◆ **Instructions to follow**
Count every line that includes the string "Oregon" in the entries that follow. Nothing besides the number is needed.

◆ **Provided data**
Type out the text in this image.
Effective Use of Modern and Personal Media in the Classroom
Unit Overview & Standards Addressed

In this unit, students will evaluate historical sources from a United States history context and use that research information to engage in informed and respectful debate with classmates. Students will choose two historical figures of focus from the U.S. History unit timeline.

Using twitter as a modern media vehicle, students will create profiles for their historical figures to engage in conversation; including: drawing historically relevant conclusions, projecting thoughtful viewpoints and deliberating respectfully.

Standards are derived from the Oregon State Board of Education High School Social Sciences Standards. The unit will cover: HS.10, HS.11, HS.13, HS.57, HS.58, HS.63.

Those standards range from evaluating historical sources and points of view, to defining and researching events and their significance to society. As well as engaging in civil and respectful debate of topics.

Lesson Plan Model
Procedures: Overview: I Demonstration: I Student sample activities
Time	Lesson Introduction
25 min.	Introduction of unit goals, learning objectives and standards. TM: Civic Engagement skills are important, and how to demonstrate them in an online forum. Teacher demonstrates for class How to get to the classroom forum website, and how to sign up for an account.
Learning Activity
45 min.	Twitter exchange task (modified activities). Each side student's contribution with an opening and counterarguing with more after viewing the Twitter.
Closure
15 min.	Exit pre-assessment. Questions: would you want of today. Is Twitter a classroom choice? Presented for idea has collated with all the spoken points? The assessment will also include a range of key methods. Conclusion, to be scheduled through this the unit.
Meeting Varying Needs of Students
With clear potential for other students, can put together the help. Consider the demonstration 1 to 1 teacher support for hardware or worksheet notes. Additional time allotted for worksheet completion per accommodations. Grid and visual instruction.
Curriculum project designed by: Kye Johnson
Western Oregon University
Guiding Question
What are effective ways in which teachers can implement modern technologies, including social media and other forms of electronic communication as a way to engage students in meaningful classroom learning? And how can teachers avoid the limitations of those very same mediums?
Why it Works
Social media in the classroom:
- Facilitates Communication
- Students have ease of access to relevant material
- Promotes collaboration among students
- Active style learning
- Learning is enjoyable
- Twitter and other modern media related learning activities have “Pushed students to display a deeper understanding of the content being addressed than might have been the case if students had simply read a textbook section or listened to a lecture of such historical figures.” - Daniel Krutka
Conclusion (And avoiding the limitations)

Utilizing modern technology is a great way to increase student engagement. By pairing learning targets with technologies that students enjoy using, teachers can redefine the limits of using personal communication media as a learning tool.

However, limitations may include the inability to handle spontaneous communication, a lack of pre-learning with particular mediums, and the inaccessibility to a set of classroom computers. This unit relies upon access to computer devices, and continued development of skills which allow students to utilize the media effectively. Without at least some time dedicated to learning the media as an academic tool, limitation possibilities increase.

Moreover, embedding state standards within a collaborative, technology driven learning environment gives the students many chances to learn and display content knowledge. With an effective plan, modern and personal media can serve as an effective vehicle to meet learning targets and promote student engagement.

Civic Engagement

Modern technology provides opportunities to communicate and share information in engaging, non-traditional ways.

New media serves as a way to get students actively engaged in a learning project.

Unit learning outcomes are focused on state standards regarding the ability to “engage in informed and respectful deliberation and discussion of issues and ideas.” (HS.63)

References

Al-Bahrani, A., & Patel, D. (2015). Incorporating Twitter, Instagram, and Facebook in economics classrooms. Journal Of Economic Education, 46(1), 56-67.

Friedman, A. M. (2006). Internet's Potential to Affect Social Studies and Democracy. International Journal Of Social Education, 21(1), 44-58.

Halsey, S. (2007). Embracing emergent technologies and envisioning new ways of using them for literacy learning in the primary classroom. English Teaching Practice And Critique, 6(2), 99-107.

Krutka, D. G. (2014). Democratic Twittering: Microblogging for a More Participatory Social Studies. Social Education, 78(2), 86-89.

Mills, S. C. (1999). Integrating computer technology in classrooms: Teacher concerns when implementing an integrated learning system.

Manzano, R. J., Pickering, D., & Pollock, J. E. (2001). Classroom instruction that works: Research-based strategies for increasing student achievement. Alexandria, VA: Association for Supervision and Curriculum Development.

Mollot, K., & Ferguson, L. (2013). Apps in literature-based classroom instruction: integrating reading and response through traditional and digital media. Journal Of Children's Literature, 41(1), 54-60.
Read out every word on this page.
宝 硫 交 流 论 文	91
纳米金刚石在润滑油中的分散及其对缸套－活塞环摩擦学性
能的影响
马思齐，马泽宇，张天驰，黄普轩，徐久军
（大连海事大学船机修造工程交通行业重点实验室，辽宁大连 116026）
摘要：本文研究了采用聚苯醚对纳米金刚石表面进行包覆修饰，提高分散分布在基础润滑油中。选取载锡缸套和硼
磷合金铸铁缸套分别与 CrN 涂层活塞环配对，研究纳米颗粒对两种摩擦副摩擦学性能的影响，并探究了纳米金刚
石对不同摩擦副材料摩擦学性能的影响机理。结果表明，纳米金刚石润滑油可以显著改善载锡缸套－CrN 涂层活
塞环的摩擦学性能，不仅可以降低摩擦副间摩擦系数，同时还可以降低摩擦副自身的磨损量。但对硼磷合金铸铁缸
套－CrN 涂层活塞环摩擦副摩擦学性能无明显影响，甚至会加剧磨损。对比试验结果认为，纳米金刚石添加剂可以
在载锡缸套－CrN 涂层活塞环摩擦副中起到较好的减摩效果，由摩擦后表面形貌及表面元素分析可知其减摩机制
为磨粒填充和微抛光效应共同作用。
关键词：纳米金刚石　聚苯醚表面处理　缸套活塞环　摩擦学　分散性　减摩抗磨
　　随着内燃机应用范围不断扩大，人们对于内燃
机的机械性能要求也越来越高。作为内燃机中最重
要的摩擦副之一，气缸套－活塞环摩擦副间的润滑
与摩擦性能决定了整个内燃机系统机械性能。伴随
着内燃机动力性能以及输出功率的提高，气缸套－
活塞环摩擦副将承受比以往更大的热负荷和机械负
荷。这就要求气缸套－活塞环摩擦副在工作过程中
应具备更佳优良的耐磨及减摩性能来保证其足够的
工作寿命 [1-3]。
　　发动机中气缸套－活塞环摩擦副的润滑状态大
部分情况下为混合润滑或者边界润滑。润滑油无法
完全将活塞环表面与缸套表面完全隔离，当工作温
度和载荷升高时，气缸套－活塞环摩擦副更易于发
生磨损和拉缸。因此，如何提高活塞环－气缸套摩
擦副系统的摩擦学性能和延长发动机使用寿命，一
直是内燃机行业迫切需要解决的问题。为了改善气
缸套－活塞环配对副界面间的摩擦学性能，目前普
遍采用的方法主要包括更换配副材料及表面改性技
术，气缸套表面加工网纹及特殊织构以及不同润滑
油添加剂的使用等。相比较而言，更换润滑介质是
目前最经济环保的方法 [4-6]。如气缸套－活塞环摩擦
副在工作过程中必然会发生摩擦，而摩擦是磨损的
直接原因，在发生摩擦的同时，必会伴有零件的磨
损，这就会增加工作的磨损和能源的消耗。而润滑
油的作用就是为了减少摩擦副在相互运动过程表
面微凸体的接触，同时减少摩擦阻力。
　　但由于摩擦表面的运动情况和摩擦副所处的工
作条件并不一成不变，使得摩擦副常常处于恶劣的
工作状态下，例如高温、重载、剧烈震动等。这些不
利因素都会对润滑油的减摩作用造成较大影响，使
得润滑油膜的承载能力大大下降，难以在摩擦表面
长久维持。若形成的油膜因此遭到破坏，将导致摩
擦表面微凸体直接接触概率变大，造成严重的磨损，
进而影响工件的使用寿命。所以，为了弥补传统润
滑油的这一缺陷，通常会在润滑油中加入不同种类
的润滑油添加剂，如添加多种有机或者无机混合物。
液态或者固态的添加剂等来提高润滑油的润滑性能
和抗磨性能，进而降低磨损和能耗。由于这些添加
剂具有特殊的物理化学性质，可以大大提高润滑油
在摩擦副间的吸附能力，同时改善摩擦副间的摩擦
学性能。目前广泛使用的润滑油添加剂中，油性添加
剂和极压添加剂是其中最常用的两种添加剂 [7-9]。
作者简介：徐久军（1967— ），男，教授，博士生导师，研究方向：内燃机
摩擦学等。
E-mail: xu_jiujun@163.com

◆ **Solution to the problem**
2